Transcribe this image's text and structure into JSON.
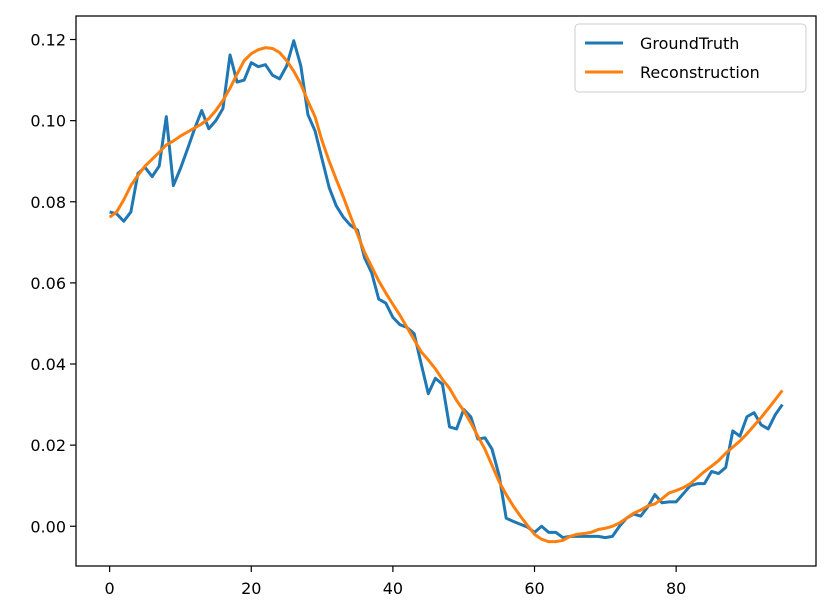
{
  "chart_data": {
    "type": "line",
    "xlim": [
      -4.75,
      99.75
    ],
    "ylim": [
      -0.0098,
      0.1258
    ],
    "xticks": [
      0,
      20,
      40,
      60,
      80
    ],
    "xtick_labels": [
      "0",
      "20",
      "40",
      "60",
      "80"
    ],
    "yticks": [
      0.0,
      0.02,
      0.04,
      0.06,
      0.08,
      0.1,
      0.12
    ],
    "ytick_labels": [
      "0.00",
      "0.02",
      "0.04",
      "0.06",
      "0.08",
      "0.10",
      "0.12"
    ],
    "grid": false,
    "legend_position": "top-right",
    "series": [
      {
        "name": "GroundTruth",
        "color": "#1f77b4",
        "x": [
          0,
          1,
          2,
          3,
          4,
          5,
          6,
          7,
          8,
          9,
          10,
          11,
          12,
          13,
          14,
          15,
          16,
          17,
          18,
          19,
          20,
          21,
          22,
          23,
          24,
          25,
          26,
          27,
          28,
          29,
          30,
          31,
          32,
          33,
          34,
          35,
          36,
          37,
          38,
          39,
          40,
          41,
          42,
          43,
          44,
          45,
          46,
          47,
          48,
          49,
          50,
          51,
          52,
          53,
          54,
          55,
          56,
          57,
          58,
          59,
          60,
          61,
          62,
          63,
          64,
          65,
          66,
          67,
          68,
          69,
          70,
          71,
          72,
          73,
          74,
          75,
          76,
          77,
          78,
          79,
          80,
          81,
          82,
          83,
          84,
          85,
          86,
          87,
          88,
          89,
          90,
          91,
          92,
          93,
          94,
          95
        ],
        "y": [
          0.0775,
          0.077,
          0.0752,
          0.0775,
          0.087,
          0.0885,
          0.0862,
          0.0888,
          0.101,
          0.084,
          0.0882,
          0.093,
          0.098,
          0.1025,
          0.098,
          0.1,
          0.103,
          0.1162,
          0.1095,
          0.11,
          0.1143,
          0.1133,
          0.1138,
          0.1112,
          0.1103,
          0.1135,
          0.1197,
          0.1135,
          0.1015,
          0.0975,
          0.0905,
          0.0835,
          0.079,
          0.0762,
          0.0742,
          0.073,
          0.0662,
          0.0625,
          0.056,
          0.055,
          0.0515,
          0.0497,
          0.049,
          0.0475,
          0.04,
          0.0327,
          0.0365,
          0.035,
          0.0245,
          0.024,
          0.0288,
          0.027,
          0.0215,
          0.0218,
          0.019,
          0.0125,
          0.002,
          0.0012,
          0.0005,
          -0.0002,
          -0.0015,
          0.0,
          -0.0015,
          -0.0015,
          -0.0028,
          -0.0025,
          -0.0025,
          -0.0025,
          -0.0025,
          -0.0025,
          -0.0028,
          -0.0025,
          0.0,
          0.002,
          0.003,
          0.0025,
          0.0048,
          0.0078,
          0.0058,
          0.006,
          0.006,
          0.008,
          0.01,
          0.0105,
          0.0105,
          0.0135,
          0.013,
          0.0145,
          0.0235,
          0.0222,
          0.027,
          0.028,
          0.025,
          0.024,
          0.0275,
          0.03
        ]
      },
      {
        "name": "Reconstruction",
        "color": "#ff7f0e",
        "x": [
          0,
          1,
          2,
          3,
          4,
          5,
          6,
          7,
          8,
          9,
          10,
          11,
          12,
          13,
          14,
          15,
          16,
          17,
          18,
          19,
          20,
          21,
          22,
          23,
          24,
          25,
          26,
          27,
          28,
          29,
          30,
          31,
          32,
          33,
          34,
          35,
          36,
          37,
          38,
          39,
          40,
          41,
          42,
          43,
          44,
          45,
          46,
          47,
          48,
          49,
          50,
          51,
          52,
          53,
          54,
          55,
          56,
          57,
          58,
          59,
          60,
          61,
          62,
          63,
          64,
          65,
          66,
          67,
          68,
          69,
          70,
          71,
          72,
          73,
          74,
          75,
          76,
          77,
          78,
          79,
          80,
          81,
          82,
          83,
          84,
          85,
          86,
          87,
          88,
          89,
          90,
          91,
          92,
          93,
          94,
          95
        ],
        "y": [
          0.0762,
          0.0775,
          0.0805,
          0.084,
          0.0865,
          0.0888,
          0.0905,
          0.0922,
          0.094,
          0.095,
          0.0962,
          0.0972,
          0.0982,
          0.0992,
          0.1005,
          0.1025,
          0.105,
          0.108,
          0.1115,
          0.1148,
          0.1165,
          0.1175,
          0.118,
          0.1178,
          0.1168,
          0.1148,
          0.1122,
          0.109,
          0.1048,
          0.101,
          0.095,
          0.09,
          0.0855,
          0.0812,
          0.0765,
          0.072,
          0.0675,
          0.064,
          0.0605,
          0.0575,
          0.0547,
          0.052,
          0.049,
          0.046,
          0.043,
          0.041,
          0.0388,
          0.0362,
          0.034,
          0.031,
          0.0285,
          0.0255,
          0.0222,
          0.019,
          0.015,
          0.011,
          0.0078,
          0.005,
          0.0025,
          0.0002,
          -0.002,
          -0.0032,
          -0.0038,
          -0.0038,
          -0.0035,
          -0.0025,
          -0.002,
          -0.0018,
          -0.0015,
          -0.0008,
          -0.0005,
          0.0,
          0.0008,
          0.002,
          0.0032,
          0.004,
          0.005,
          0.0055,
          0.0068,
          0.0082,
          0.0088,
          0.0095,
          0.0105,
          0.012,
          0.0135,
          0.0148,
          0.0162,
          0.018,
          0.0195,
          0.021,
          0.0228,
          0.0248,
          0.0268,
          0.029,
          0.0312,
          0.0335
        ]
      }
    ]
  }
}
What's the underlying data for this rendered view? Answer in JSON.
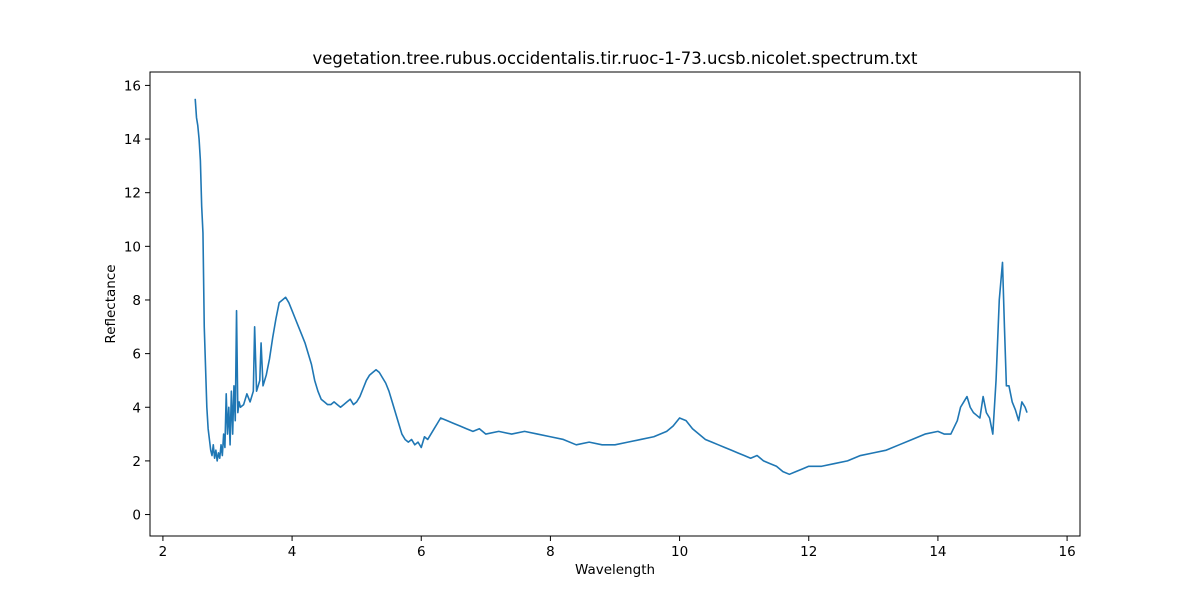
{
  "chart_data": {
    "type": "line",
    "title": "vegetation.tree.rubus.occidentalis.tir.ruoc-1-73.ucsb.nicolet.spectrum.txt",
    "xlabel": "Wavelength",
    "ylabel": "Reflectance",
    "xlim": [
      1.8,
      16.2
    ],
    "ylim": [
      -0.8,
      16.5
    ],
    "xticks": [
      2,
      4,
      6,
      8,
      10,
      12,
      14,
      16
    ],
    "yticks": [
      0,
      2,
      4,
      6,
      8,
      10,
      12,
      14,
      16
    ],
    "grid": false,
    "line_color": "#1f77b4",
    "series": [
      {
        "x": [
          2.5,
          2.52,
          2.54,
          2.56,
          2.58,
          2.6,
          2.62,
          2.64,
          2.66,
          2.68,
          2.7,
          2.72,
          2.74,
          2.76,
          2.78,
          2.8,
          2.82,
          2.84,
          2.86,
          2.88,
          2.9,
          2.92,
          2.94,
          2.96,
          2.98,
          3.0,
          3.02,
          3.04,
          3.06,
          3.08,
          3.1,
          3.12,
          3.14,
          3.16,
          3.18,
          3.2,
          3.25,
          3.3,
          3.35,
          3.4,
          3.42,
          3.45,
          3.5,
          3.52,
          3.55,
          3.6,
          3.65,
          3.7,
          3.75,
          3.8,
          3.85,
          3.9,
          3.95,
          4.0,
          4.05,
          4.1,
          4.15,
          4.2,
          4.25,
          4.3,
          4.35,
          4.4,
          4.45,
          4.5,
          4.55,
          4.6,
          4.65,
          4.7,
          4.75,
          4.8,
          4.85,
          4.9,
          4.95,
          5.0,
          5.05,
          5.1,
          5.15,
          5.2,
          5.25,
          5.3,
          5.35,
          5.4,
          5.45,
          5.5,
          5.55,
          5.6,
          5.65,
          5.7,
          5.75,
          5.8,
          5.85,
          5.9,
          5.95,
          6.0,
          6.05,
          6.1,
          6.15,
          6.2,
          6.25,
          6.3,
          6.4,
          6.5,
          6.6,
          6.7,
          6.8,
          6.9,
          7.0,
          7.2,
          7.4,
          7.6,
          7.8,
          8.0,
          8.2,
          8.4,
          8.6,
          8.8,
          9.0,
          9.2,
          9.4,
          9.6,
          9.8,
          9.9,
          10.0,
          10.1,
          10.2,
          10.3,
          10.4,
          10.5,
          10.6,
          10.7,
          10.8,
          10.9,
          11.0,
          11.1,
          11.2,
          11.3,
          11.4,
          11.5,
          11.6,
          11.7,
          11.8,
          11.9,
          12.0,
          12.2,
          12.4,
          12.6,
          12.8,
          13.0,
          13.2,
          13.4,
          13.6,
          13.8,
          14.0,
          14.1,
          14.2,
          14.3,
          14.35,
          14.4,
          14.45,
          14.5,
          14.55,
          14.6,
          14.65,
          14.7,
          14.75,
          14.8,
          14.85,
          14.9,
          14.95,
          15.0,
          15.03,
          15.06,
          15.1,
          15.15,
          15.2,
          15.25,
          15.3,
          15.35,
          15.38
        ],
        "y": [
          15.5,
          14.8,
          14.5,
          14.0,
          13.2,
          11.5,
          10.5,
          7.0,
          5.5,
          4.0,
          3.2,
          2.8,
          2.4,
          2.2,
          2.6,
          2.1,
          2.4,
          2.0,
          2.3,
          2.1,
          2.6,
          2.2,
          3.0,
          2.5,
          4.5,
          3.0,
          4.0,
          2.6,
          4.6,
          3.0,
          4.8,
          3.5,
          7.6,
          3.8,
          4.2,
          4.0,
          4.1,
          4.5,
          4.2,
          4.6,
          7.0,
          4.6,
          5.0,
          6.4,
          4.8,
          5.2,
          5.8,
          6.6,
          7.3,
          7.9,
          8.0,
          8.1,
          7.9,
          7.6,
          7.3,
          7.0,
          6.7,
          6.4,
          6.0,
          5.6,
          5.0,
          4.6,
          4.3,
          4.2,
          4.1,
          4.1,
          4.2,
          4.1,
          4.0,
          4.1,
          4.2,
          4.3,
          4.1,
          4.2,
          4.4,
          4.7,
          5.0,
          5.2,
          5.3,
          5.4,
          5.3,
          5.1,
          4.9,
          4.6,
          4.2,
          3.8,
          3.4,
          3.0,
          2.8,
          2.7,
          2.8,
          2.6,
          2.7,
          2.5,
          2.9,
          2.8,
          3.0,
          3.2,
          3.4,
          3.6,
          3.5,
          3.4,
          3.3,
          3.2,
          3.1,
          3.2,
          3.0,
          3.1,
          3.0,
          3.1,
          3.0,
          2.9,
          2.8,
          2.6,
          2.7,
          2.6,
          2.6,
          2.7,
          2.8,
          2.9,
          3.1,
          3.3,
          3.6,
          3.5,
          3.2,
          3.0,
          2.8,
          2.7,
          2.6,
          2.5,
          2.4,
          2.3,
          2.2,
          2.1,
          2.2,
          2.0,
          1.9,
          1.8,
          1.6,
          1.5,
          1.6,
          1.7,
          1.8,
          1.8,
          1.9,
          2.0,
          2.2,
          2.3,
          2.4,
          2.6,
          2.8,
          3.0,
          3.1,
          3.0,
          3.0,
          3.5,
          4.0,
          4.2,
          4.4,
          4.0,
          3.8,
          3.7,
          3.6,
          4.4,
          3.8,
          3.6,
          3.0,
          5.0,
          8.0,
          9.4,
          7.0,
          4.8,
          4.8,
          4.2,
          3.9,
          3.5,
          4.2,
          4.0,
          3.8
        ]
      }
    ]
  }
}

→ Exercise brief
Scan the material line by line and report each one that contains "name".

→ Answer for the task
        "name": "GroundTruth",
        "name": "Reconstruction",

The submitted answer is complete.